### Objective
Locate and copy all lines bearing the word "secoli".

— Start of Material provided —

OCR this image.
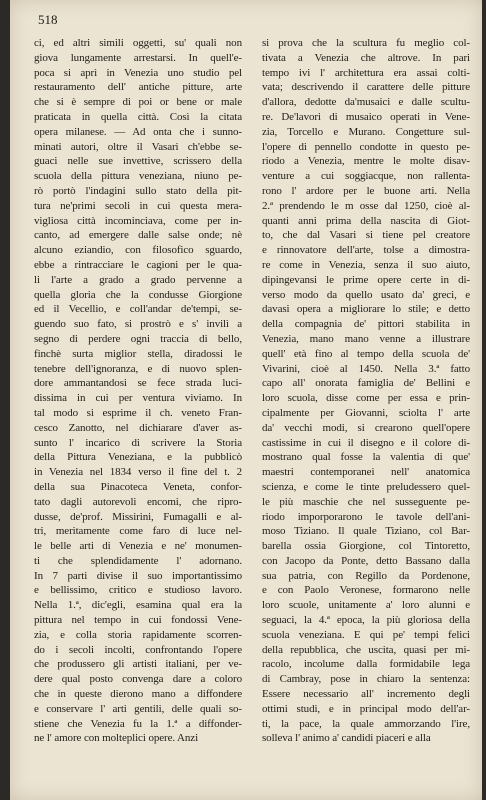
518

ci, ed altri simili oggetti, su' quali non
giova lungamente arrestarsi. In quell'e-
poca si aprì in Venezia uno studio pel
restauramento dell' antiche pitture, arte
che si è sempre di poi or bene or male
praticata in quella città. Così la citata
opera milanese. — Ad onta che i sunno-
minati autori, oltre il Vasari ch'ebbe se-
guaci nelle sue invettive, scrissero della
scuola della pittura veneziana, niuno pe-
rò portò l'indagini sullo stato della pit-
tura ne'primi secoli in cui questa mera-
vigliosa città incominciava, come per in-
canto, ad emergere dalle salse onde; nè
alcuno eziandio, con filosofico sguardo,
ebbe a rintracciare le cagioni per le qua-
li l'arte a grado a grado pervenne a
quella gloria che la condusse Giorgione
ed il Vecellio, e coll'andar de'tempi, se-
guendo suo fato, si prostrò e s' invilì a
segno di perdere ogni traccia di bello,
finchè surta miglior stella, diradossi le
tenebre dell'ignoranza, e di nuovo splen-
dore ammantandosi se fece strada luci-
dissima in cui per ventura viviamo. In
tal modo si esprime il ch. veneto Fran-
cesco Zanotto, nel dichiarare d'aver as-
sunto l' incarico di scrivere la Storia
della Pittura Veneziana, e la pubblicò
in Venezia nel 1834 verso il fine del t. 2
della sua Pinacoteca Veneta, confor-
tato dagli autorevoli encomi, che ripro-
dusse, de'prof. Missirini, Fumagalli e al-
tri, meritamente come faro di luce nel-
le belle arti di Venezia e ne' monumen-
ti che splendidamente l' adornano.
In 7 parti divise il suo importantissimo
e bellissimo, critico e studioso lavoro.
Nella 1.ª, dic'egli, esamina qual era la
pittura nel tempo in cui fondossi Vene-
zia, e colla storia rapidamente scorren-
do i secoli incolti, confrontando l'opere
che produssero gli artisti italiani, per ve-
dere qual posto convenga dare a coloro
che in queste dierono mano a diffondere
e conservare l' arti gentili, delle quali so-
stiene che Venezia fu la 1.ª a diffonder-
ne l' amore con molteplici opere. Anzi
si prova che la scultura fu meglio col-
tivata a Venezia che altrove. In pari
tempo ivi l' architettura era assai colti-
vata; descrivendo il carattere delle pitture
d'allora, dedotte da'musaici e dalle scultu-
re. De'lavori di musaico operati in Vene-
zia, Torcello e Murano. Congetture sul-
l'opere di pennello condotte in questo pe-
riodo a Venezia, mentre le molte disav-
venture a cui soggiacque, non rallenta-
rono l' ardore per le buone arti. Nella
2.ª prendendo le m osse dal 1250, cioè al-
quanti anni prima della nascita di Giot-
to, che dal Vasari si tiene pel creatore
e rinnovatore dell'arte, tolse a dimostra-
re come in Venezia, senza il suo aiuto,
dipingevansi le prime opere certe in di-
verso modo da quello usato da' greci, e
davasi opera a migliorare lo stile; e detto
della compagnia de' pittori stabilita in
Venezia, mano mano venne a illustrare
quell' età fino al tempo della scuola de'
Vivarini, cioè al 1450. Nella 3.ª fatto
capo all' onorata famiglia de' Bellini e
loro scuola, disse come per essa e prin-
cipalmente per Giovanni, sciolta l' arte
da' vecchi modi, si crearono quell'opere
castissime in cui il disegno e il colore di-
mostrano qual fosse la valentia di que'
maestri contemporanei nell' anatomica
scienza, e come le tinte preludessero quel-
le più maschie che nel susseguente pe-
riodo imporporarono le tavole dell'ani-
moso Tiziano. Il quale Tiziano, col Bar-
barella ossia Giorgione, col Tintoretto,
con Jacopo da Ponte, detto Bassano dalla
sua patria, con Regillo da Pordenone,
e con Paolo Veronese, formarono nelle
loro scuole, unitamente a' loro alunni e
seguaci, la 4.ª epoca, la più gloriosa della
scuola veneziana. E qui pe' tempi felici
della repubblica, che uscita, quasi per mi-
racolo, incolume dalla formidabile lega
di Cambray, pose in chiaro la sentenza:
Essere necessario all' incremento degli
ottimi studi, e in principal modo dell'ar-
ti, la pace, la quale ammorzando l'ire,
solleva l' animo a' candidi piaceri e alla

— End of Material provided —
— Start of Material provided —

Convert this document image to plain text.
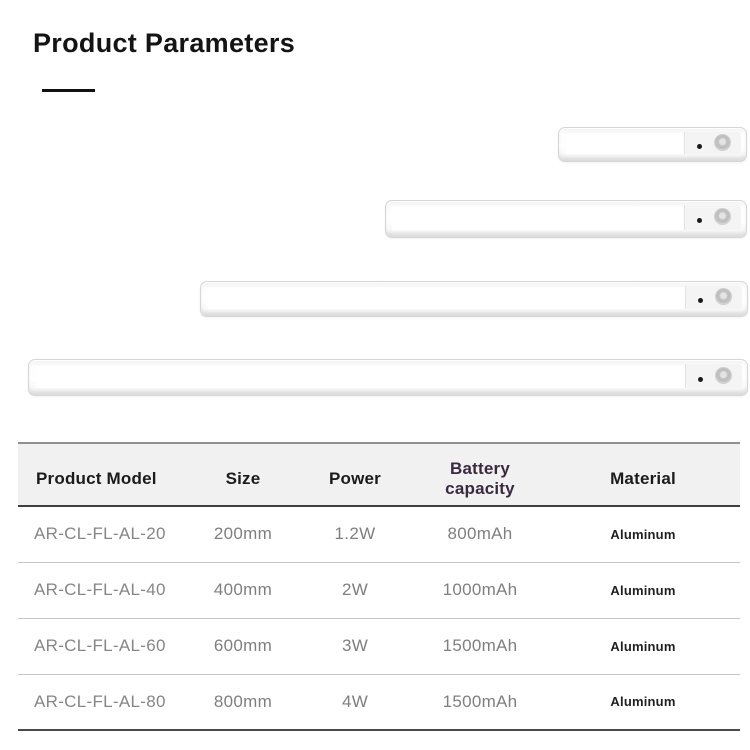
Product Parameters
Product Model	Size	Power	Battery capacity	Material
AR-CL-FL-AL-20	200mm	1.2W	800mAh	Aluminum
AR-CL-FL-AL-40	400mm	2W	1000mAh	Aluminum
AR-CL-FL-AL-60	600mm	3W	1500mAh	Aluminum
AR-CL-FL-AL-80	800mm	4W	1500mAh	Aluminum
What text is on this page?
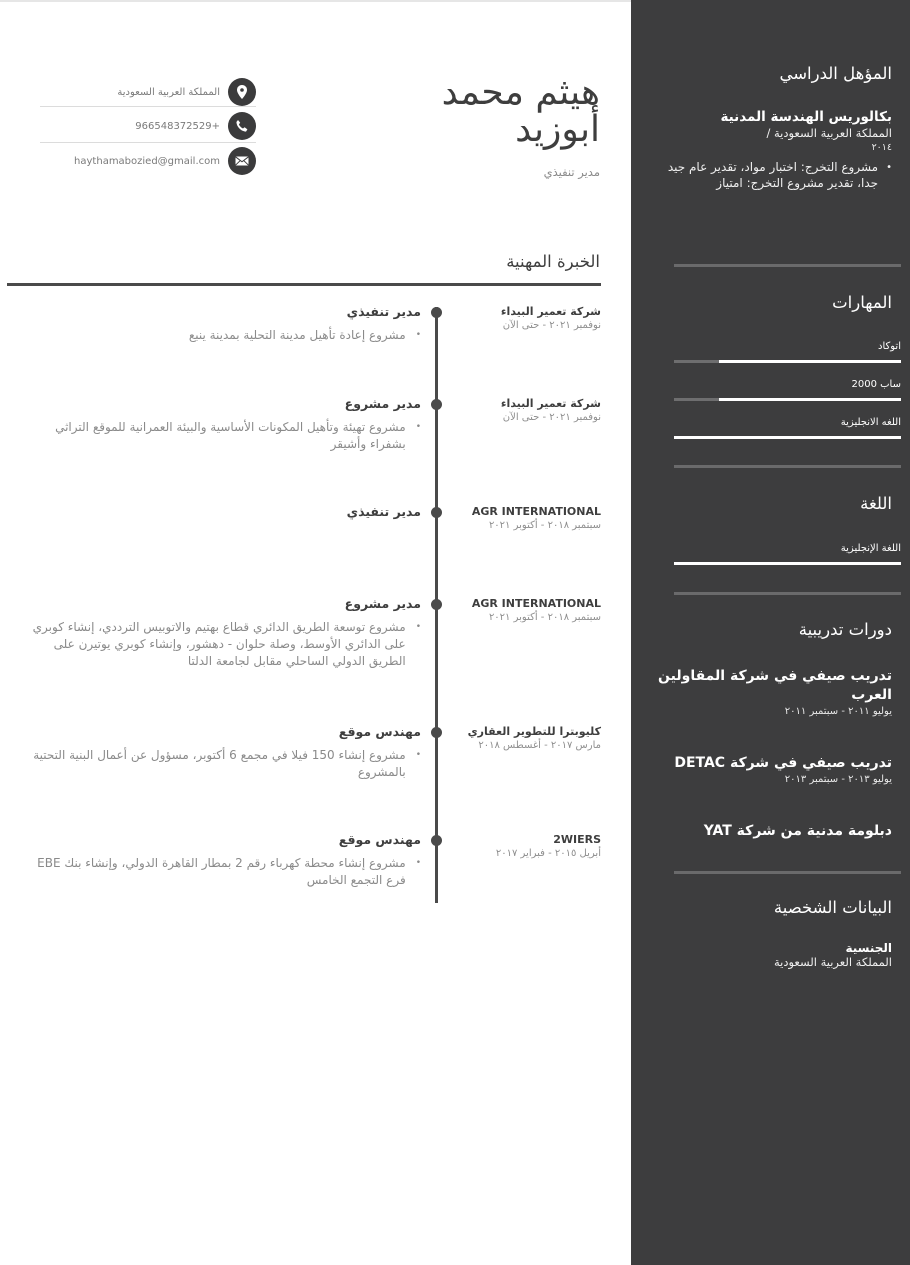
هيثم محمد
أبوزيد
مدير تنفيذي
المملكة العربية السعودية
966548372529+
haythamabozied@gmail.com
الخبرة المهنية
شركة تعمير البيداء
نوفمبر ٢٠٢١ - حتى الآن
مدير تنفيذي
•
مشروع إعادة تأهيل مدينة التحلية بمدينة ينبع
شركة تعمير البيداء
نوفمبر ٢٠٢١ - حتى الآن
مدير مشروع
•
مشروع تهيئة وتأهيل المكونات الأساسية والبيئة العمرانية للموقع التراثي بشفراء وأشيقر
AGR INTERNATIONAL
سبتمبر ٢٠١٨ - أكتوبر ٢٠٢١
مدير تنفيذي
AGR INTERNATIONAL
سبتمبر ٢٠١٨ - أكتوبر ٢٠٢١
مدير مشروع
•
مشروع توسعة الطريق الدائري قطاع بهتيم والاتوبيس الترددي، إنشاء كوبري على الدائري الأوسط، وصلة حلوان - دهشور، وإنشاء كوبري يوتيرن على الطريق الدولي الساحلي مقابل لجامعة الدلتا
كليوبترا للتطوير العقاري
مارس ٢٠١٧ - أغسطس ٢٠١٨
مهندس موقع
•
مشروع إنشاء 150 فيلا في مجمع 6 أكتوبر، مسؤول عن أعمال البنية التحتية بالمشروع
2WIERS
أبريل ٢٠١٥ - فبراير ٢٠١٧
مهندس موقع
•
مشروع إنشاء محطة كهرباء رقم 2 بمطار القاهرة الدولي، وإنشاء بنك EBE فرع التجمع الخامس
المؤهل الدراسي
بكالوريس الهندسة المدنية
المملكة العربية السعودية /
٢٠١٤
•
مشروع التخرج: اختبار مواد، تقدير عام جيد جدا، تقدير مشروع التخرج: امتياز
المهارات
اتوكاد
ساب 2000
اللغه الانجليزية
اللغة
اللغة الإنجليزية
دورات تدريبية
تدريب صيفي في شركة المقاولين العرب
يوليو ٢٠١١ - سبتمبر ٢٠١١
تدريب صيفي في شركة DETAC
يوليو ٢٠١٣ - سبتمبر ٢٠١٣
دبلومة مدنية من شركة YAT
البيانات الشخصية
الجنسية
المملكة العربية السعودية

— End of Material provided —
— Start of Material provided —

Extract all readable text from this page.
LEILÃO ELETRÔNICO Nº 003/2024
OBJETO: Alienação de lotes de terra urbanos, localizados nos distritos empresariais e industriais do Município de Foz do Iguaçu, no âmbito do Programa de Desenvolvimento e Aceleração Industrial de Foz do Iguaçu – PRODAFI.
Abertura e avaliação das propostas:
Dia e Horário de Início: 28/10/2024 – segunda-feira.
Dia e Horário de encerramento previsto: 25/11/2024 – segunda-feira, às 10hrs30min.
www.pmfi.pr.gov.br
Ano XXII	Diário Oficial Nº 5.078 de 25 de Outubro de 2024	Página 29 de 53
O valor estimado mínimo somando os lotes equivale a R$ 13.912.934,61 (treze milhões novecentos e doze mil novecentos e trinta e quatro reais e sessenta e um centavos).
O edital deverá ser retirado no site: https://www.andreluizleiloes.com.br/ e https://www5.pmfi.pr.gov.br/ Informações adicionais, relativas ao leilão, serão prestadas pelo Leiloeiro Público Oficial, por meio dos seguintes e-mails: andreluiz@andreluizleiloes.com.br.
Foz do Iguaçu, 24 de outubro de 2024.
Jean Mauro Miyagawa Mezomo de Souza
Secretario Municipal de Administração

— End of Material provided —

### Output below
tura ne'primi secoli in cui questa mera-
do i secoli incolti, confrontando l'opere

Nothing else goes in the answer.